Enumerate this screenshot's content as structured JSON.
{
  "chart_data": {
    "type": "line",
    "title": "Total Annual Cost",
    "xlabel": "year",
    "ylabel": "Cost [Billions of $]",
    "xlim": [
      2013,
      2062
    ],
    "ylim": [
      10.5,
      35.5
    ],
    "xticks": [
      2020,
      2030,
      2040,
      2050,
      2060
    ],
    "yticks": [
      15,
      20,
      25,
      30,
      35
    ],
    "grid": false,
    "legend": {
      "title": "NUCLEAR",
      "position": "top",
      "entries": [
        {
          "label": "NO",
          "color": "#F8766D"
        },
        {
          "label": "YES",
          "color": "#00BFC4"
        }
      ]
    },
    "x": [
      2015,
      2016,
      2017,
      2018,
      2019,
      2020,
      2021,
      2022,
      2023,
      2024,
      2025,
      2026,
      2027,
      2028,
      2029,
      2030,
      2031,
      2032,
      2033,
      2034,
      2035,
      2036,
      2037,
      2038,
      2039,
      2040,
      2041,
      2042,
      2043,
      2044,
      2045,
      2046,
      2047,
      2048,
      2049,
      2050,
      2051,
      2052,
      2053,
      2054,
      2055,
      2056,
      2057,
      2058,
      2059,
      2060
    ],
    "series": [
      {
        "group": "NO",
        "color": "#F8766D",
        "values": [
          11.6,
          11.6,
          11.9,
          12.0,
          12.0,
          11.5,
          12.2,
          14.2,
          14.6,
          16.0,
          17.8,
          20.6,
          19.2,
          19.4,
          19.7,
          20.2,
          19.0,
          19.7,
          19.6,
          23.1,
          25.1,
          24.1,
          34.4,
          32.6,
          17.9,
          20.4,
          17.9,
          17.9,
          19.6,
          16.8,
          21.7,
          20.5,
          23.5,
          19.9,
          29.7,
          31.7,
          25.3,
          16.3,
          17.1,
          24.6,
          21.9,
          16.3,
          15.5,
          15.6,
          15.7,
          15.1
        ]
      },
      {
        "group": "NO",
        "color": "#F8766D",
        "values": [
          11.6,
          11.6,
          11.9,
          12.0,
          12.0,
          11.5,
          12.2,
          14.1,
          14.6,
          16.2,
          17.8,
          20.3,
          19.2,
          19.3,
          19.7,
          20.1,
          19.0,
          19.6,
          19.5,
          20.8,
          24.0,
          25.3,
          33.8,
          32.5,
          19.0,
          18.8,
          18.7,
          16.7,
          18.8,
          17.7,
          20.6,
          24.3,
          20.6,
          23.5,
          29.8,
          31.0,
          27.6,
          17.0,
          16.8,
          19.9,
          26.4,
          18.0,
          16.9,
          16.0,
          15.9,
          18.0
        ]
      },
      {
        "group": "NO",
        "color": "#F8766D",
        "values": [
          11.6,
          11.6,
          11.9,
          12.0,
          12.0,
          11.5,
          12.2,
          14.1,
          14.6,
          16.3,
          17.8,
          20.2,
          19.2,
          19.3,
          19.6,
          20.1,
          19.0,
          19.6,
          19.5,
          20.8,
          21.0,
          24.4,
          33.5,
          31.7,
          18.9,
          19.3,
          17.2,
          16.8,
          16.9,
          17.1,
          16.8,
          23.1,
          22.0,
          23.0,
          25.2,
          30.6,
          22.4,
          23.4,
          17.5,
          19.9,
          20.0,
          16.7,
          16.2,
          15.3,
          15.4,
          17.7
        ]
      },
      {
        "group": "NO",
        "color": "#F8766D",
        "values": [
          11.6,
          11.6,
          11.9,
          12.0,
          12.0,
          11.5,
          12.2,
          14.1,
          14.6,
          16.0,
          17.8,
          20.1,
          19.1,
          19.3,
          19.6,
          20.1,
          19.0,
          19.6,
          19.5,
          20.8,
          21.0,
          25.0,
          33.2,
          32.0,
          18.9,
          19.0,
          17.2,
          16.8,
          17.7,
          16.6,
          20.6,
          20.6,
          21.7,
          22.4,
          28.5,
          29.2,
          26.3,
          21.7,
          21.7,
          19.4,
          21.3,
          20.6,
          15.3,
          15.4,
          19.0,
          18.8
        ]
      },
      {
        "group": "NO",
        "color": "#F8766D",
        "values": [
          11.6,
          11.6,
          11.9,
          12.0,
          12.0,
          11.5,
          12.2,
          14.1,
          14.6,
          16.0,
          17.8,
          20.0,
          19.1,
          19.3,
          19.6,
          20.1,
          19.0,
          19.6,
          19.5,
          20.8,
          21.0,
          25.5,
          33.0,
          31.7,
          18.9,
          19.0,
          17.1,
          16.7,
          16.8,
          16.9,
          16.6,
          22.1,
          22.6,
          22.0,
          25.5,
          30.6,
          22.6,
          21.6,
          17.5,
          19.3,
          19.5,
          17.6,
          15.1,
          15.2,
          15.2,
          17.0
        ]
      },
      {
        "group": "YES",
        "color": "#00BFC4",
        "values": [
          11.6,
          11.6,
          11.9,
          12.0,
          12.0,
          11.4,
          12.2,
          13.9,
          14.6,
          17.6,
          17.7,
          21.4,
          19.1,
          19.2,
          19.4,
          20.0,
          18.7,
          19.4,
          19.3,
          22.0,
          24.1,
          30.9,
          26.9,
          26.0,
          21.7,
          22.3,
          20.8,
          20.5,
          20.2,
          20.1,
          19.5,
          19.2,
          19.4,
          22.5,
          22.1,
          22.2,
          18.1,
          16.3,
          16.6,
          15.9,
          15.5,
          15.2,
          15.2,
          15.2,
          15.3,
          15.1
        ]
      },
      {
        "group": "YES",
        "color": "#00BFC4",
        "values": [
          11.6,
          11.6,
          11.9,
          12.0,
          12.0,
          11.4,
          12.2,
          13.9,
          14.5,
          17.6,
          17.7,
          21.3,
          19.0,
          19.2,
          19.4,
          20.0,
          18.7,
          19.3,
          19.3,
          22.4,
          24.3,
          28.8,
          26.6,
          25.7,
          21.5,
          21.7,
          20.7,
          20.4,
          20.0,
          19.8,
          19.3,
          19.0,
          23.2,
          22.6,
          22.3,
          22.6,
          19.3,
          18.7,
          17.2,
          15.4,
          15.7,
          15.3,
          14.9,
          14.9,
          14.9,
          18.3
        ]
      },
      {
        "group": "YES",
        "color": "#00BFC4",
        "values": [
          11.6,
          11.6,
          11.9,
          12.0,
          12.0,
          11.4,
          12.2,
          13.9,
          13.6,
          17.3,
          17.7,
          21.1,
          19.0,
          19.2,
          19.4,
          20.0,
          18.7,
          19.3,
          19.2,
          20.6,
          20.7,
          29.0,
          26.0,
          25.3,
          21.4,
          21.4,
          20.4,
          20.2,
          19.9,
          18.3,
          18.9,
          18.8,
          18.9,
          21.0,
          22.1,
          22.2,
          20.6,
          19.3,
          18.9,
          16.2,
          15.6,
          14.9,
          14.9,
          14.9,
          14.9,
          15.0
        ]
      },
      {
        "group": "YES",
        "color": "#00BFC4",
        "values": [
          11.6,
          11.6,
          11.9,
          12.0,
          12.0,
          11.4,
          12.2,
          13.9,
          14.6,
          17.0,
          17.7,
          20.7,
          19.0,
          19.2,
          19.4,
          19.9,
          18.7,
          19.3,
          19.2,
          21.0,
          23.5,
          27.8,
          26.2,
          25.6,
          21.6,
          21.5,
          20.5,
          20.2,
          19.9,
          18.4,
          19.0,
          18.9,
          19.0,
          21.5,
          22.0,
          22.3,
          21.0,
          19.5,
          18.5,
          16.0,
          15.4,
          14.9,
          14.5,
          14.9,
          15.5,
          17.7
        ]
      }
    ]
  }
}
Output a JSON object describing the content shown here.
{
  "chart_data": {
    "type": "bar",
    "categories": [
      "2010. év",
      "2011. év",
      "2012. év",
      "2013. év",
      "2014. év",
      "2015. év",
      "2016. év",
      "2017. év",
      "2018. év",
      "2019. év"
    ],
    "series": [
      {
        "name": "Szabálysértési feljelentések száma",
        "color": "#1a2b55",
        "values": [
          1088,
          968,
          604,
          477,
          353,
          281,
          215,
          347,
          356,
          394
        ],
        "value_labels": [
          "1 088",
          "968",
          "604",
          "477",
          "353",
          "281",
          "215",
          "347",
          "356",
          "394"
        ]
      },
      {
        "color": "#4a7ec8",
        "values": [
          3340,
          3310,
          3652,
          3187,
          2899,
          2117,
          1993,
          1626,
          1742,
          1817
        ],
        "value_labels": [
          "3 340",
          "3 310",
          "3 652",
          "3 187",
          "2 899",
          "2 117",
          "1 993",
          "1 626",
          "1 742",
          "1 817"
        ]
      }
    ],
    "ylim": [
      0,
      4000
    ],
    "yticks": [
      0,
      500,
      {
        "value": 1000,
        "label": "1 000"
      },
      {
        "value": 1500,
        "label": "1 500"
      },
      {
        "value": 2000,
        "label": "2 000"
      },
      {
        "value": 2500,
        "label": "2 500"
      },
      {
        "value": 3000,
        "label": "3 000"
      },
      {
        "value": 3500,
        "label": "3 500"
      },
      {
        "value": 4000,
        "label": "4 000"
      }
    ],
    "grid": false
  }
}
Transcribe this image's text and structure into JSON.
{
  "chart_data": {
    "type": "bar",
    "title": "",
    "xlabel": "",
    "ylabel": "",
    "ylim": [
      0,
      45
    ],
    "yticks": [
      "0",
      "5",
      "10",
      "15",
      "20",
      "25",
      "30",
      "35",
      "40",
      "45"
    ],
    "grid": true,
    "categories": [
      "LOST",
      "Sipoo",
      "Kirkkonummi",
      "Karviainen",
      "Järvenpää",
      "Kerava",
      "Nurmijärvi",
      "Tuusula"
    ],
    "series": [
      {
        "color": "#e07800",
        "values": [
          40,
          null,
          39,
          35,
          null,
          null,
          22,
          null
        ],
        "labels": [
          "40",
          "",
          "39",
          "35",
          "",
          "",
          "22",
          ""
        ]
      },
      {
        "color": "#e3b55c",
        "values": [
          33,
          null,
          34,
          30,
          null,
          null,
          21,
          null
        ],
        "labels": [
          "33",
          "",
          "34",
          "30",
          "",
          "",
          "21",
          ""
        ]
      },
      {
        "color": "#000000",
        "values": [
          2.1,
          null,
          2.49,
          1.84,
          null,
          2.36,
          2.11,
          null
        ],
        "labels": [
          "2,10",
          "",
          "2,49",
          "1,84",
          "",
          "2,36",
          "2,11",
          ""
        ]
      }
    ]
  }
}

----

▶ [What is being asked]:
For this exercise, please retype exactly the lines in the listing from the line with "Transcribe this image's" through its last line, both ends included.

▶ [Solution to this exercise]:
Transcribe this image's text and structure into JSON.
{
  "chart_data": {
    "type": "bar",
    "title": "",
    "xlabel": "",
    "ylabel": "",
    "ylim": [
      0,
      45
    ],
    "yticks": [
      "0",
      "5",
      "10",
      "15",
      "20",
      "25",
      "30",
      "35",
      "40",
      "45"
    ],
    "grid": true,
    "categories": [
      "LOST",
      "Sipoo",
      "Kirkkonummi",
      "Karviainen",
      "Järvenpää",
      "Kerava",
      "Nurmijärvi",
      "Tuusula"
    ],
    "series": [
      {
        "color": "#e07800",
        "values": [
          40,
          null,
          39,
          35,
          null,
          null,
          22,
          null
        ],
        "labels": [
          "40",
          "",
          "39",
          "35",
          "",
          "",
          "22",
          ""
        ]
      },
      {
        "color": "#e3b55c",
        "values": [
          33,
          null,
          34,
          30,
          null,
          null,
          21,
          null
        ],
        "labels": [
          "33",
          "",
          "34",
          "30",
          "",
          "",
          "21",
          ""
        ]
      },
      {
        "color": "#000000",
        "values": [
          2.1,
          null,
          2.49,
          1.84,
          null,
          2.36,
          2.11,
          null
        ],
        "labels": [
          "2,10",
          "",
          "2,49",
          "1,84",
          "",
          "2,36",
          "2,11",
          ""
        ]
      }
    ]
  }
}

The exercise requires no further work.